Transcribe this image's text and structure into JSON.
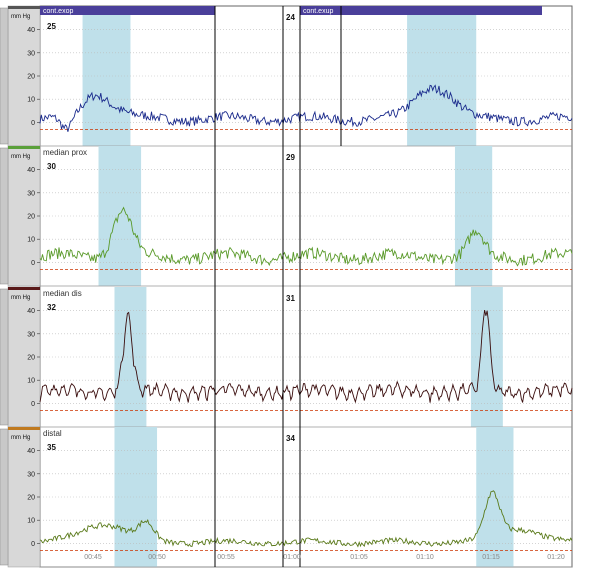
{
  "chart_data": {
    "type": "line",
    "colors": {
      "grid": "#bbbbbb",
      "highlight": "#bfe0ea",
      "baseline": "#cc3300",
      "divider": "#000000",
      "band": "#4a3f9a",
      "axis_panel": "#d8d8d8"
    },
    "x_tick_labels": [
      "00:45",
      "00:50",
      "00:55",
      "01:00",
      "01:05",
      "01:10",
      "01:15",
      "01:20"
    ],
    "band_labels": [
      "cont.exop",
      "cont.exup"
    ],
    "panels": [
      {
        "name": "panel-top",
        "label": "",
        "unit": "mm Hg",
        "color": "#1a2a8c",
        "color_tab": "#555555",
        "ylim": [
          -5,
          45
        ],
        "ticks": [
          "40",
          "30",
          "20",
          "10",
          "0"
        ],
        "numbers": [
          "25",
          "24"
        ],
        "highlights": [
          [
            0.08,
            0.17
          ],
          [
            0.69,
            0.82
          ]
        ],
        "series": {
          "baseline": 1.5,
          "noise": 2.0,
          "peaks": [
            [
              0.1,
              8,
              0.03
            ],
            [
              0.13,
              5,
              0.04
            ],
            [
              0.73,
              12,
              0.04
            ],
            [
              0.77,
              6,
              0.035
            ]
          ],
          "dips": [
            [
              0.05,
              -6,
              0.015
            ]
          ],
          "wave": 0
        }
      },
      {
        "name": "panel-median-prox",
        "label": "median prox",
        "unit": "mm Hg",
        "color": "#5a9a2a",
        "color_tab": "#5aa03a",
        "ylim": [
          -5,
          45
        ],
        "ticks": [
          "40",
          "30",
          "20",
          "10",
          "0"
        ],
        "numbers": [
          "30",
          "29"
        ],
        "highlights": [
          [
            0.11,
            0.19
          ],
          [
            0.78,
            0.85
          ]
        ],
        "series": {
          "baseline": 2.5,
          "noise": 2.5,
          "peaks": [
            [
              0.155,
              20,
              0.025
            ],
            [
              0.82,
              10,
              0.02
            ]
          ],
          "dips": [],
          "wave": 0
        }
      },
      {
        "name": "panel-median-dis",
        "label": "median dis",
        "unit": "mm Hg",
        "color": "#3a0d0d",
        "color_tab": "#5a1a1a",
        "ylim": [
          -5,
          45
        ],
        "ticks": [
          "40",
          "30",
          "20",
          "10",
          "0"
        ],
        "numbers": [
          "32",
          "31"
        ],
        "highlights": [
          [
            0.14,
            0.2
          ],
          [
            0.81,
            0.87
          ]
        ],
        "series": {
          "baseline": 2,
          "noise": 1.5,
          "peaks": [
            [
              0.165,
              32,
              0.012
            ],
            [
              0.838,
              36,
              0.01
            ]
          ],
          "dips": [],
          "wave": 5
        }
      },
      {
        "name": "panel-distal",
        "label": "distal",
        "unit": "mm Hg",
        "color": "#5a7a1a",
        "color_tab": "#c07a20",
        "ylim": [
          -5,
          45
        ],
        "ticks": [
          "40",
          "30",
          "20",
          "10",
          "0"
        ],
        "numbers": [
          "35",
          "34"
        ],
        "highlights": [
          [
            0.14,
            0.22
          ],
          [
            0.82,
            0.89
          ]
        ],
        "series": {
          "baseline": 0.5,
          "noise": 1.2,
          "peaks": [
            [
              0.12,
              8,
              0.06
            ],
            [
              0.2,
              7,
              0.02
            ],
            [
              0.85,
              19,
              0.02
            ],
            [
              0.9,
              6,
              0.05
            ]
          ],
          "dips": [],
          "wave": 0
        }
      }
    ]
  }
}
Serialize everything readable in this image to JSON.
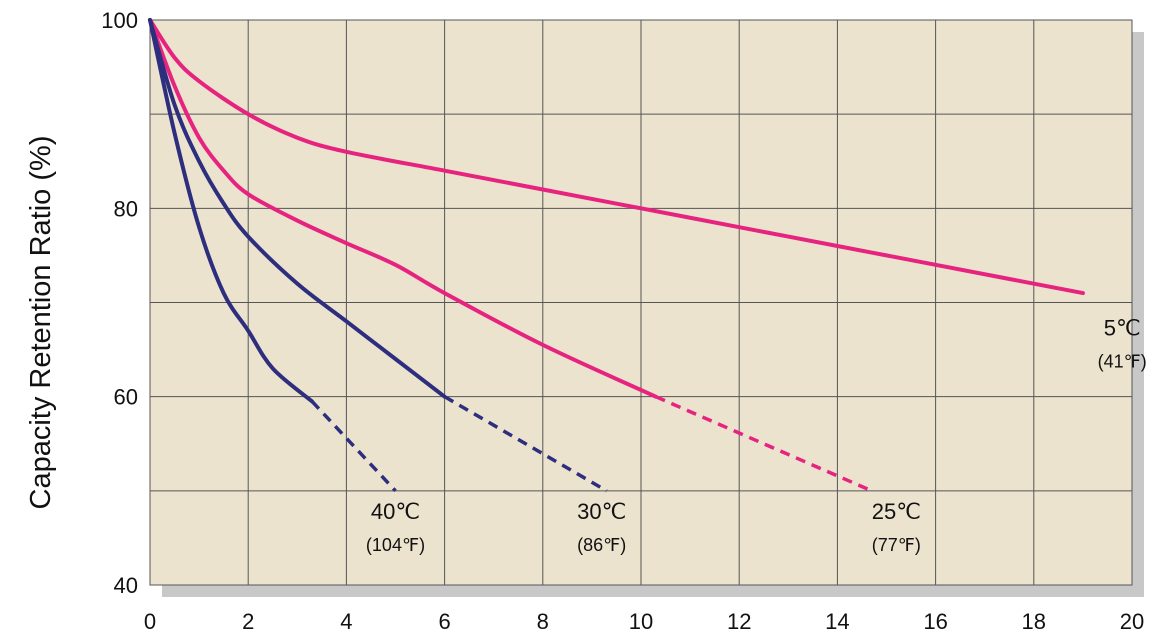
{
  "chart_data": {
    "type": "line",
    "title": "",
    "xlabel": "",
    "ylabel": "Capacity Retention Ratio (%)",
    "xlim": [
      0,
      20
    ],
    "ylim": [
      40,
      100
    ],
    "xticks": [
      "0",
      "2",
      "4",
      "6",
      "8",
      "10",
      "12",
      "14",
      "16",
      "18",
      "20"
    ],
    "yticks": [
      "40",
      "60",
      "80",
      "100"
    ],
    "grid": true,
    "colors": {
      "plot_background": "#ece3cf",
      "grid": "#555555",
      "shadow": "#c8c8c8",
      "magenta": "#e6247f",
      "navy": "#2e2e7e"
    },
    "series": [
      {
        "name": "5℃",
        "label_main": "5℃",
        "label_sub": "(41℉)",
        "color": "magenta",
        "solid": [
          [
            0,
            100
          ],
          [
            0.5,
            96
          ],
          [
            1,
            93.5
          ],
          [
            2,
            90
          ],
          [
            3,
            87.5
          ],
          [
            4,
            86
          ],
          [
            6,
            84
          ],
          [
            8,
            82
          ],
          [
            10,
            80
          ],
          [
            12,
            78
          ],
          [
            14,
            76
          ],
          [
            16,
            74
          ],
          [
            19,
            71
          ]
        ],
        "dashed": []
      },
      {
        "name": "25℃",
        "label_main": "25℃",
        "label_sub": "(77℉)",
        "color": "magenta",
        "solid": [
          [
            0,
            100
          ],
          [
            0.5,
            93
          ],
          [
            1,
            87.5
          ],
          [
            1.5,
            84
          ],
          [
            2,
            81.5
          ],
          [
            3,
            78.7
          ],
          [
            4,
            76.3
          ],
          [
            5,
            74
          ],
          [
            6,
            71
          ],
          [
            8,
            65.5
          ],
          [
            10.3,
            60
          ]
        ],
        "dashed": [
          [
            10.3,
            60
          ],
          [
            14.7,
            50
          ]
        ]
      },
      {
        "name": "30℃",
        "label_main": "30℃",
        "label_sub": "(86℉)",
        "color": "navy",
        "solid": [
          [
            0,
            100
          ],
          [
            0.5,
            91
          ],
          [
            1,
            85
          ],
          [
            1.5,
            80.5
          ],
          [
            2,
            77
          ],
          [
            3,
            72
          ],
          [
            4,
            68
          ],
          [
            5,
            64
          ],
          [
            6,
            60
          ]
        ],
        "dashed": [
          [
            6,
            60
          ],
          [
            9.3,
            50
          ]
        ]
      },
      {
        "name": "40℃",
        "label_main": "40℃",
        "label_sub": "(104℉)",
        "color": "navy",
        "solid": [
          [
            0,
            100
          ],
          [
            0.5,
            88
          ],
          [
            1,
            78
          ],
          [
            1.5,
            71
          ],
          [
            2,
            67
          ],
          [
            2.5,
            63
          ],
          [
            3.3,
            59.5
          ]
        ],
        "dashed": [
          [
            3.3,
            59.5
          ],
          [
            5,
            50
          ]
        ]
      }
    ],
    "annotations": [
      {
        "series": "5℃",
        "anchor": [
          19.8,
          66.5
        ]
      },
      {
        "series": "25℃",
        "anchor": [
          15.2,
          47
        ]
      },
      {
        "series": "30℃",
        "anchor": [
          9.2,
          47
        ]
      },
      {
        "series": "40℃",
        "anchor": [
          5,
          47
        ]
      }
    ]
  }
}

· · · · ·

### Exercise instructions
Copy out the lines in which the string "JSON" appears.

### Answer
Transcribe this image's text and structure into JSON.
Serialize everything readable in this image to JSON.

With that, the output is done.